[Data records]
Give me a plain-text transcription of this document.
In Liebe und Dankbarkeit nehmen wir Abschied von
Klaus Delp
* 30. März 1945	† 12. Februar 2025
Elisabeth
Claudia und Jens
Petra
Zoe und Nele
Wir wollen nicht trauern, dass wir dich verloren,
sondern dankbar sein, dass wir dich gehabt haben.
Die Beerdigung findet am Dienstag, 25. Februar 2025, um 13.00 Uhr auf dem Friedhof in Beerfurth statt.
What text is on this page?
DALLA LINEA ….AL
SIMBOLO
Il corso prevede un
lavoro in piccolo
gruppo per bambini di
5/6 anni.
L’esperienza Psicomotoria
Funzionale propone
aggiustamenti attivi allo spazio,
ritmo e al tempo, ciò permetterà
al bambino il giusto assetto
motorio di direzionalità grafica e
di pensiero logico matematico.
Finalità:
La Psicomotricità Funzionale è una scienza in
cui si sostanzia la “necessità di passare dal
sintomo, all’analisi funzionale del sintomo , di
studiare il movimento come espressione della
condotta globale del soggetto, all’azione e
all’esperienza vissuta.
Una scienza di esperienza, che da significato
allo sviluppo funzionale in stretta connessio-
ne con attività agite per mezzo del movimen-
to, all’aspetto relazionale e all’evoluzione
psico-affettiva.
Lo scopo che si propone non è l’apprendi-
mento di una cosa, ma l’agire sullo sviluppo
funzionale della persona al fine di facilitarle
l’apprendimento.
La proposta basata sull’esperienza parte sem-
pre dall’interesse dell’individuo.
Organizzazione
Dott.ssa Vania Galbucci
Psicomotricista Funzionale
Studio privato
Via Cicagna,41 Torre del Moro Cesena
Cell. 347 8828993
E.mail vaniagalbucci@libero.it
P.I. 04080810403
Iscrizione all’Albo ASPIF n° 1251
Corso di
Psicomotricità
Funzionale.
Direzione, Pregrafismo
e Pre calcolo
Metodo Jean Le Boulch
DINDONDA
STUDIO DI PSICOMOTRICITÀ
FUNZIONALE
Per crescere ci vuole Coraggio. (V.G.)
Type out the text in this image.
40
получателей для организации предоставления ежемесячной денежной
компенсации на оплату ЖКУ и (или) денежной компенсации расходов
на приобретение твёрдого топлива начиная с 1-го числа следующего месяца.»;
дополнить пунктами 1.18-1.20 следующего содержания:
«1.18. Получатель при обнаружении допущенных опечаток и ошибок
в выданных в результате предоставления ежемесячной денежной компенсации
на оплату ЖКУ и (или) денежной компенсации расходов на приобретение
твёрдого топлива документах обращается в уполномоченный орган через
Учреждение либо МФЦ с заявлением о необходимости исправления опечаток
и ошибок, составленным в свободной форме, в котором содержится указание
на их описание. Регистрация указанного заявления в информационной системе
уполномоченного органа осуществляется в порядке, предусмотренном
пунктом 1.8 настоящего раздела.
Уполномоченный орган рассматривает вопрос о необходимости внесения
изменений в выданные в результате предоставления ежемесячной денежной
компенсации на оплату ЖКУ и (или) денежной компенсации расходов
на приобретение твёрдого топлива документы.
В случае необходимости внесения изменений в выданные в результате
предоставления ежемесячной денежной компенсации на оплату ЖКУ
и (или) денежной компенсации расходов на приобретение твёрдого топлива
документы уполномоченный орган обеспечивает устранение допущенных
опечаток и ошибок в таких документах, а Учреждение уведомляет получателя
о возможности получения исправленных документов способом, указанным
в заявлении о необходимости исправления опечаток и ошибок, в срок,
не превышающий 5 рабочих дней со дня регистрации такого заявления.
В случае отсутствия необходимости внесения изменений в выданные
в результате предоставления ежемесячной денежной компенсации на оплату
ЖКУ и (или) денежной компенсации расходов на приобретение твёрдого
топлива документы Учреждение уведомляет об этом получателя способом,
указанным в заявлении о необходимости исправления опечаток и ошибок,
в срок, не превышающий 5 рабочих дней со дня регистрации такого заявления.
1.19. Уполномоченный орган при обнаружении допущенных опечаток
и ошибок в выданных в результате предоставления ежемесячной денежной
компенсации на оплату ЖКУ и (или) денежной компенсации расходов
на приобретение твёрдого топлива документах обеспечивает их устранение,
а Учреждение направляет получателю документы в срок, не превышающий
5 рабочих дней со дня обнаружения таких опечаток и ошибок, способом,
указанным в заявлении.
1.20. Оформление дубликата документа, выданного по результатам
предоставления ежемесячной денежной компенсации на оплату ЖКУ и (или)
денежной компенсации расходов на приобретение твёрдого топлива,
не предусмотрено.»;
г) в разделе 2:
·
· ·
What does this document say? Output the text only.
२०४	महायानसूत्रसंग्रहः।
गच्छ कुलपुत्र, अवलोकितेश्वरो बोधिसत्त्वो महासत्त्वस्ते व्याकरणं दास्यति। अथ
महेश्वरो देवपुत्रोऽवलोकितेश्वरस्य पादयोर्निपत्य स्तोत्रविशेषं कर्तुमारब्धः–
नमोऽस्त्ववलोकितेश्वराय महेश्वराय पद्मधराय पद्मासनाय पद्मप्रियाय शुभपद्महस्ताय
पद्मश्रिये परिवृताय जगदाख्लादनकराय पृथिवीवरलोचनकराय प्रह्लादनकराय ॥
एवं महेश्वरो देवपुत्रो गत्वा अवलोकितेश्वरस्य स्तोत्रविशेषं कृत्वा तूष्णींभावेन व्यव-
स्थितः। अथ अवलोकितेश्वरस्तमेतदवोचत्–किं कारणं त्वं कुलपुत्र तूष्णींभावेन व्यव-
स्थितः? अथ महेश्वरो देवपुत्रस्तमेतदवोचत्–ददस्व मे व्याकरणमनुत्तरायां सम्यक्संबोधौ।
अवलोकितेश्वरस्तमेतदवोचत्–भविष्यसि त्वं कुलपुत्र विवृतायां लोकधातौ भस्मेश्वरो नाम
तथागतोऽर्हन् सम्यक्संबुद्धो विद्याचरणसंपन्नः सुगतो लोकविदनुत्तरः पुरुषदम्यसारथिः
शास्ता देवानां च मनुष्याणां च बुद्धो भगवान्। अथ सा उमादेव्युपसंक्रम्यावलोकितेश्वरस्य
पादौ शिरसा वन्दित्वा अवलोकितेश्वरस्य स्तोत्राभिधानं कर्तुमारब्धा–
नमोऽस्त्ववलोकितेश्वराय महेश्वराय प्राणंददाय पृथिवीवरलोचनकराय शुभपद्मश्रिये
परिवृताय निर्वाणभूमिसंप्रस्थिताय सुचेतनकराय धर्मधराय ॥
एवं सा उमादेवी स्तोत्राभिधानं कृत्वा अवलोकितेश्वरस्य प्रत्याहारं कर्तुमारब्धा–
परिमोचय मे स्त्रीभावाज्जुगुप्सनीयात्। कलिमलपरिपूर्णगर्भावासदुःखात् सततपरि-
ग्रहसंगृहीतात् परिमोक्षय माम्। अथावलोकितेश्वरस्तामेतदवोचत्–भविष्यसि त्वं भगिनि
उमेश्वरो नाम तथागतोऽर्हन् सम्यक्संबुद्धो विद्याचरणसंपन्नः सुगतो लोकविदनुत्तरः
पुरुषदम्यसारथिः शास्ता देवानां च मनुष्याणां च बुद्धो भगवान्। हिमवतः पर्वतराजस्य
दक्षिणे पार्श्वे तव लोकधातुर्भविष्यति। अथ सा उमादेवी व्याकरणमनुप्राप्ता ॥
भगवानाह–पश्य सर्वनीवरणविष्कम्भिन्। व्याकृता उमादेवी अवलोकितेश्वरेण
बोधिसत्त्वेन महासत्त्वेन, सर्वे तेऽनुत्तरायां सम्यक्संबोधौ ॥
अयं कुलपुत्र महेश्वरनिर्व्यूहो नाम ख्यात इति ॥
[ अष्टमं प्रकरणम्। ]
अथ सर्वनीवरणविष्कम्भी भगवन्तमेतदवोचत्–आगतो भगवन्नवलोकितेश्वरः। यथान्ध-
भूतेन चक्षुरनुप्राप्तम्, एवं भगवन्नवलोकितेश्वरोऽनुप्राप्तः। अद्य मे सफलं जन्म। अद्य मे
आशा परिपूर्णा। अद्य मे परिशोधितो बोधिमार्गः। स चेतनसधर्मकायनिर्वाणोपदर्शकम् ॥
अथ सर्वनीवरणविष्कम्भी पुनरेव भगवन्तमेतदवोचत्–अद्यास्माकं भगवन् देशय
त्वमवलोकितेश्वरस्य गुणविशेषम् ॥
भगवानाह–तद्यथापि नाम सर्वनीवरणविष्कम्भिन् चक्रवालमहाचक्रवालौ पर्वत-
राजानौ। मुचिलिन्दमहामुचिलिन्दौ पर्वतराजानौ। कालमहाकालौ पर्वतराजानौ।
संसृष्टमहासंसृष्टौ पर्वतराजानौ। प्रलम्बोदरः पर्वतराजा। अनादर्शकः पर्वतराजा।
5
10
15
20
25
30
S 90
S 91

_SET EXERCISE_. Scan the entries above for the word "дней" and collect each line holding it.

_THE COMPLETED TASK_.
не превышающий 5 рабочих дней со дня регистрации такого заявления.
в срок, не превышающий 5 рабочих дней со дня регистрации такого заявления.
5 рабочих дней со дня обнаружения таких опечаток и ошибок, способом,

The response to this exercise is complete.